### [Material supplied]
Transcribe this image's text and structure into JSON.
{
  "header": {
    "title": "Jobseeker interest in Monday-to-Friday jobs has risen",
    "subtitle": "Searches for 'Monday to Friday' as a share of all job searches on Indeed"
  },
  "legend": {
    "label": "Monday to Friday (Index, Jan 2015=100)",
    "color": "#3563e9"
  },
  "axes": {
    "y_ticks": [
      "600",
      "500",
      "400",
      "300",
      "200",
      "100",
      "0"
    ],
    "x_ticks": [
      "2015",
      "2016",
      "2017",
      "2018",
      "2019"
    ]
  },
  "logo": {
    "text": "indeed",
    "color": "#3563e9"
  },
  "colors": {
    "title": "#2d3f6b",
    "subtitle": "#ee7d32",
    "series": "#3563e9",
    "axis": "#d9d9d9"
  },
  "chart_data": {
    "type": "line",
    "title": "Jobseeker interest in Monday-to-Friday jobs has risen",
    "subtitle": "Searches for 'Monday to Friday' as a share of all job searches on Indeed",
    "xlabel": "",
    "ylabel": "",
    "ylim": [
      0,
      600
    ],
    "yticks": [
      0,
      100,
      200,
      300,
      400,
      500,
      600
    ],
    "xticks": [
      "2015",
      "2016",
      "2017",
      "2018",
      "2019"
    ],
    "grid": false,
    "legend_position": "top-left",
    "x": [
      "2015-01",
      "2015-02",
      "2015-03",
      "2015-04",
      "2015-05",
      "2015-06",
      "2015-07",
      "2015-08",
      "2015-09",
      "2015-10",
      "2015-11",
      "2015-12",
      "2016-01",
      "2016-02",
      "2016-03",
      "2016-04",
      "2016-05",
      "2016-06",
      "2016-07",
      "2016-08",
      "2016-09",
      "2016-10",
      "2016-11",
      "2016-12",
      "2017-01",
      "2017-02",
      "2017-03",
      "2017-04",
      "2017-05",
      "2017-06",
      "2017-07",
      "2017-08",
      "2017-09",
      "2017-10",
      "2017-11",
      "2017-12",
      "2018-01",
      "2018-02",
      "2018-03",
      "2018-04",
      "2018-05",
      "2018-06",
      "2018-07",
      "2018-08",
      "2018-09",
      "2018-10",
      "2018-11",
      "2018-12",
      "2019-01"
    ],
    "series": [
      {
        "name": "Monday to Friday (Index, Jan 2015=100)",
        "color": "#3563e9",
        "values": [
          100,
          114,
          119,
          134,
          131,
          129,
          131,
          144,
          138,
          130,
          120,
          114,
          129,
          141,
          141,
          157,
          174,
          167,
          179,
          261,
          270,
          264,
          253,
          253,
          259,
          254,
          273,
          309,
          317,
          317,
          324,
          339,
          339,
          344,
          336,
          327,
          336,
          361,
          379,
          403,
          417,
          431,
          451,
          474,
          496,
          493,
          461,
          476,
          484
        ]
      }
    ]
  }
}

### [Task description]
Write out the data again, exactly and in full.

### [Exercise result]
Transcribe this image's text and structure into JSON.
{
  "header": {
    "title": "Jobseeker interest in Monday-to-Friday jobs has risen",
    "subtitle": "Searches for 'Monday to Friday' as a share of all job searches on Indeed"
  },
  "legend": {
    "label": "Monday to Friday (Index, Jan 2015=100)",
    "color": "#3563e9"
  },
  "axes": {
    "y_ticks": [
      "600",
      "500",
      "400",
      "300",
      "200",
      "100",
      "0"
    ],
    "x_ticks": [
      "2015",
      "2016",
      "2017",
      "2018",
      "2019"
    ]
  },
  "logo": {
    "text": "indeed",
    "color": "#3563e9"
  },
  "colors": {
    "title": "#2d3f6b",
    "subtitle": "#ee7d32",
    "series": "#3563e9",
    "axis": "#d9d9d9"
  },
  "chart_data": {
    "type": "line",
    "title": "Jobseeker interest in Monday-to-Friday jobs has risen",
    "subtitle": "Searches for 'Monday to Friday' as a share of all job searches on Indeed",
    "xlabel": "",
    "ylabel": "",
    "ylim": [
      0,
      600
    ],
    "yticks": [
      0,
      100,
      200,
      300,
      400,
      500,
      600
    ],
    "xticks": [
      "2015",
      "2016",
      "2017",
      "2018",
      "2019"
    ],
    "grid": false,
    "legend_position": "top-left",
    "x": [
      "2015-01",
      "2015-02",
      "2015-03",
      "2015-04",
      "2015-05",
      "2015-06",
      "2015-07",
      "2015-08",
      "2015-09",
      "2015-10",
      "2015-11",
      "2015-12",
      "2016-01",
      "2016-02",
      "2016-03",
      "2016-04",
      "2016-05",
      "2016-06",
      "2016-07",
      "2016-08",
      "2016-09",
      "2016-10",
      "2016-11",
      "2016-12",
      "2017-01",
      "2017-02",
      "2017-03",
      "2017-04",
      "2017-05",
      "2017-06",
      "2017-07",
      "2017-08",
      "2017-09",
      "2017-10",
      "2017-11",
      "2017-12",
      "2018-01",
      "2018-02",
      "2018-03",
      "2018-04",
      "2018-05",
      "2018-06",
      "2018-07",
      "2018-08",
      "2018-09",
      "2018-10",
      "2018-11",
      "2018-12",
      "2019-01"
    ],
    "series": [
      {
        "name": "Monday to Friday (Index, Jan 2015=100)",
        "color": "#3563e9",
        "values": [
          100,
          114,
          119,
          134,
          131,
          129,
          131,
          144,
          138,
          130,
          120,
          114,
          129,
          141,
          141,
          157,
          174,
          167,
          179,
          261,
          270,
          264,
          253,
          253,
          259,
          254,
          273,
          309,
          317,
          317,
          324,
          339,
          339,
          344,
          336,
          327,
          336,
          361,
          379,
          403,
          417,
          431,
          451,
          474,
          496,
          493,
          461,
          476,
          484
        ]
      }
    ]
  }
}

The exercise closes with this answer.